BEGIN Information given
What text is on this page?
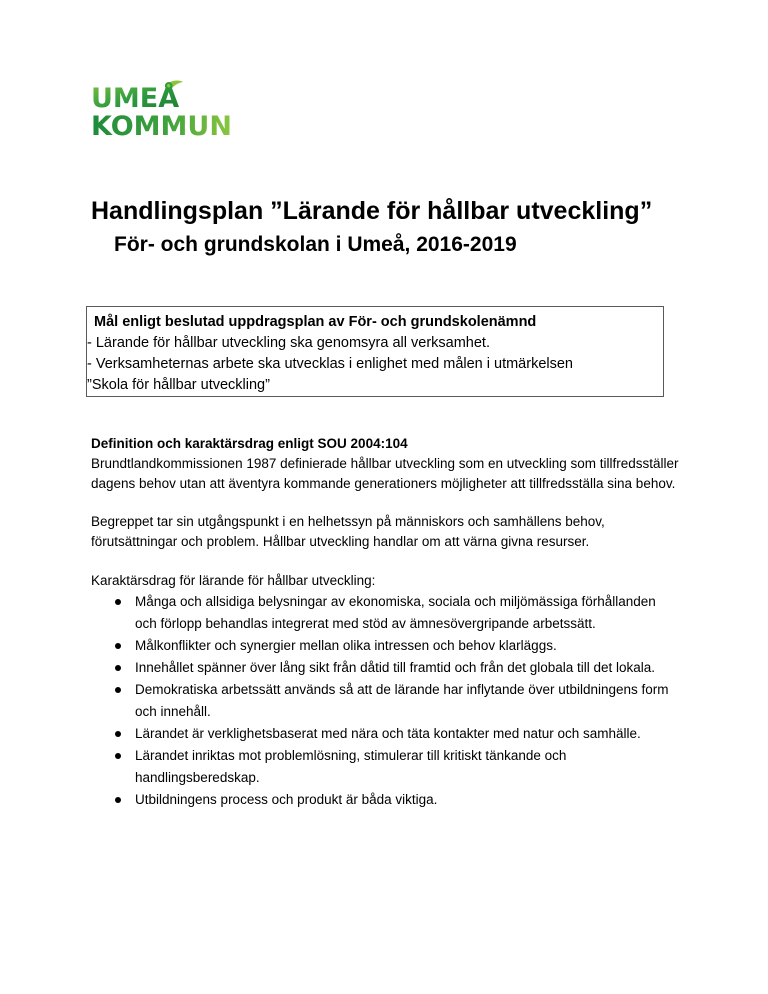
UMEÅ
KOMMUN
Handlingsplan ”Lärande för hållbar utveckling”
För- och grundskolan i Umeå, 2016-2019
Mål enligt beslutad uppdragsplan av För- och grundskolenämnd
- Lärande för hållbar utveckling ska genomsyra all verksamhet.
- Verksamheternas arbete ska utvecklas i enlighet med målen i utmärkelsen
”Skola för hållbar utveckling”

Definition och karaktärsdrag enligt SOU 2004:104

Brundtlandkommissionen 1987 definierade hållbar utveckling som en utveckling som tillfredsställer dagens behov utan att äventyra kommande generationers möjligheter att tillfredsställa sina behov.

Begreppet tar sin utgångspunkt i en helhetssyn på människors och samhällens behov, förutsättningar och problem. Hållbar utveckling handlar om att värna givna resurser.

Karaktärsdrag för lärande för hållbar utveckling:

Många och allsidiga belysningar av ekonomiska, sociala och miljömässiga förhållanden och förlopp behandlas integrerat med stöd av ämnesövergripande arbetssätt.
Målkonflikter och synergier mellan olika intressen och behov klarläggs.
Innehållet spänner över lång sikt från dåtid till framtid och från det globala till det lokala.
Demokratiska arbetssätt används så att de lärande har inflytande över utbildningens form och innehåll.
Lärandet är verklighetsbaserat med nära och täta kontakter med natur och samhälle.
Lärandet inriktas mot problemlösning, stimulerar till kritiskt tänkande och handlingsberedskap.
Utbildningens process och produkt är båda viktiga.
END Information given
Among the lines of the listing above, count those that include "behov" and give only the total.

3